Short task ::
Below are the records. Gather each line that holds "icon".

[Collected data entries]
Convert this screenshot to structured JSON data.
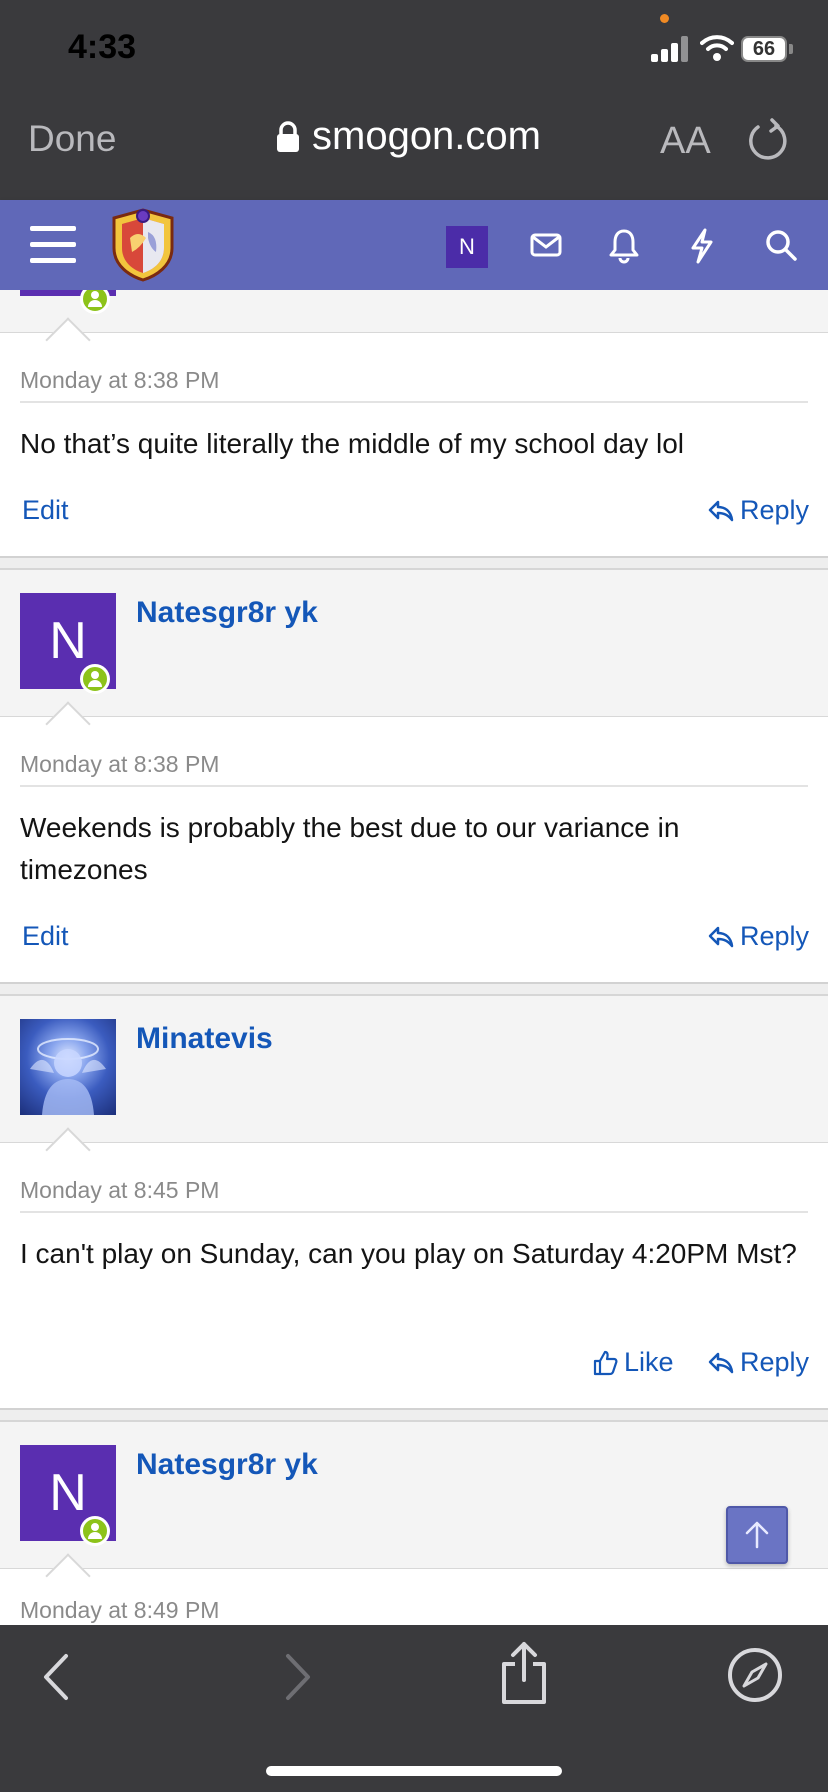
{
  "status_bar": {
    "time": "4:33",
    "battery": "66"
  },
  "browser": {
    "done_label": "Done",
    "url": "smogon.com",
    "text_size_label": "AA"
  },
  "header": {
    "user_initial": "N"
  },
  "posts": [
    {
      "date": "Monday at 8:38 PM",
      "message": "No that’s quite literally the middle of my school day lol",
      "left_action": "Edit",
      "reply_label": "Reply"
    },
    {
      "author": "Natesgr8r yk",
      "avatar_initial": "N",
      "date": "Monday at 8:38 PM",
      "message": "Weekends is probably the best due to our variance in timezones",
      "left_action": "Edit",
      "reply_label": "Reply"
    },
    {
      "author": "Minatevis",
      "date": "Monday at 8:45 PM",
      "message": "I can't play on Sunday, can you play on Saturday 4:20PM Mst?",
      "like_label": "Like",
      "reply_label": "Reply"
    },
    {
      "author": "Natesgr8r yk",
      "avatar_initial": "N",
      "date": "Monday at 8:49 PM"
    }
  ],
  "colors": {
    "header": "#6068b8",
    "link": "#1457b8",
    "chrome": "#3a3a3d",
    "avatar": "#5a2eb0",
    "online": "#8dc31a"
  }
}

==

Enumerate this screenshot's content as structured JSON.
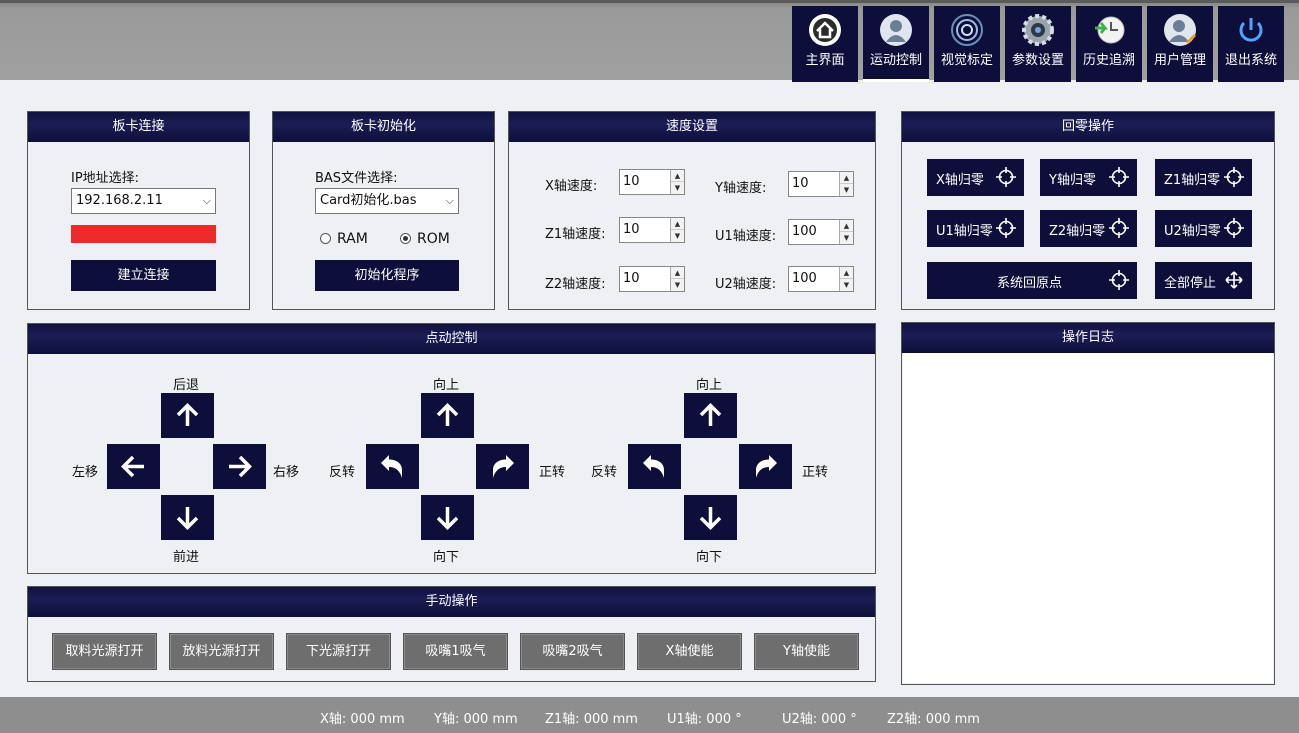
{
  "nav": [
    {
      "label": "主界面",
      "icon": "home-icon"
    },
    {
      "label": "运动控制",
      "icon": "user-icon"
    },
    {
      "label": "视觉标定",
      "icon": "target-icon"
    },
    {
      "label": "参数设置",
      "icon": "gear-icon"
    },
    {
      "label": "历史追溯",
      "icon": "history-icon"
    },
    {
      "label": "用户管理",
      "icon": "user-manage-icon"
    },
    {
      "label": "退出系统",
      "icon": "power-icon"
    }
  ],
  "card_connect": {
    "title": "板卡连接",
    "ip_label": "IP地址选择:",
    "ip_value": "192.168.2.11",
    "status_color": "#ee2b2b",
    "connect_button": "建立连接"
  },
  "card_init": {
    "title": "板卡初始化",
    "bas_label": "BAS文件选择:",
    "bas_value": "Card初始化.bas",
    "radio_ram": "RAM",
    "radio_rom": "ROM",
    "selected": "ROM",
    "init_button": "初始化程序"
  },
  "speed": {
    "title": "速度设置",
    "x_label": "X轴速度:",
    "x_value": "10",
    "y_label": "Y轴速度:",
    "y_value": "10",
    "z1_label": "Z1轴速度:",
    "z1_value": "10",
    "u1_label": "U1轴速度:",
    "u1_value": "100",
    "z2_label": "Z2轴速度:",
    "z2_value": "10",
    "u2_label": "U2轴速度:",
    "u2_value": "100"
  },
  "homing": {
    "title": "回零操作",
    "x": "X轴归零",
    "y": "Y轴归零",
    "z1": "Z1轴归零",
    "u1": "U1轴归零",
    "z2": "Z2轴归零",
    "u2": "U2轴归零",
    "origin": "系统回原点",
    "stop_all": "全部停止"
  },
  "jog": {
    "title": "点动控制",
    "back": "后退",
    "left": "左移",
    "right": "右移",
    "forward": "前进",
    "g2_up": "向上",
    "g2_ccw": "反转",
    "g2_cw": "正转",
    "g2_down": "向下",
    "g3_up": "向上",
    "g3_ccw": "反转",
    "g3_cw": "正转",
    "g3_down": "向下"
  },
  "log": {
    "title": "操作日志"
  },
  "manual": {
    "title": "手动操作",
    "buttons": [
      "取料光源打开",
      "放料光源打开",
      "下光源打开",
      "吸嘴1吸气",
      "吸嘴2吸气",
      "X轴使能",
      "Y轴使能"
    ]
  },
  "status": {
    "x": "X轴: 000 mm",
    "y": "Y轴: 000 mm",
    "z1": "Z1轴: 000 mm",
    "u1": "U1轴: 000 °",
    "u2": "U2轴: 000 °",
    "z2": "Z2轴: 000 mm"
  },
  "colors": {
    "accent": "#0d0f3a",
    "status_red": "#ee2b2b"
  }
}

Response to this task ::
      "icon": "home-icon"
      "icon": "user-icon"
      "icon": "target-icon"
      "icon": "gear-icon"
      "icon": "history-icon"
      "icon": "user-manage-icon"
      "icon": "power-icon"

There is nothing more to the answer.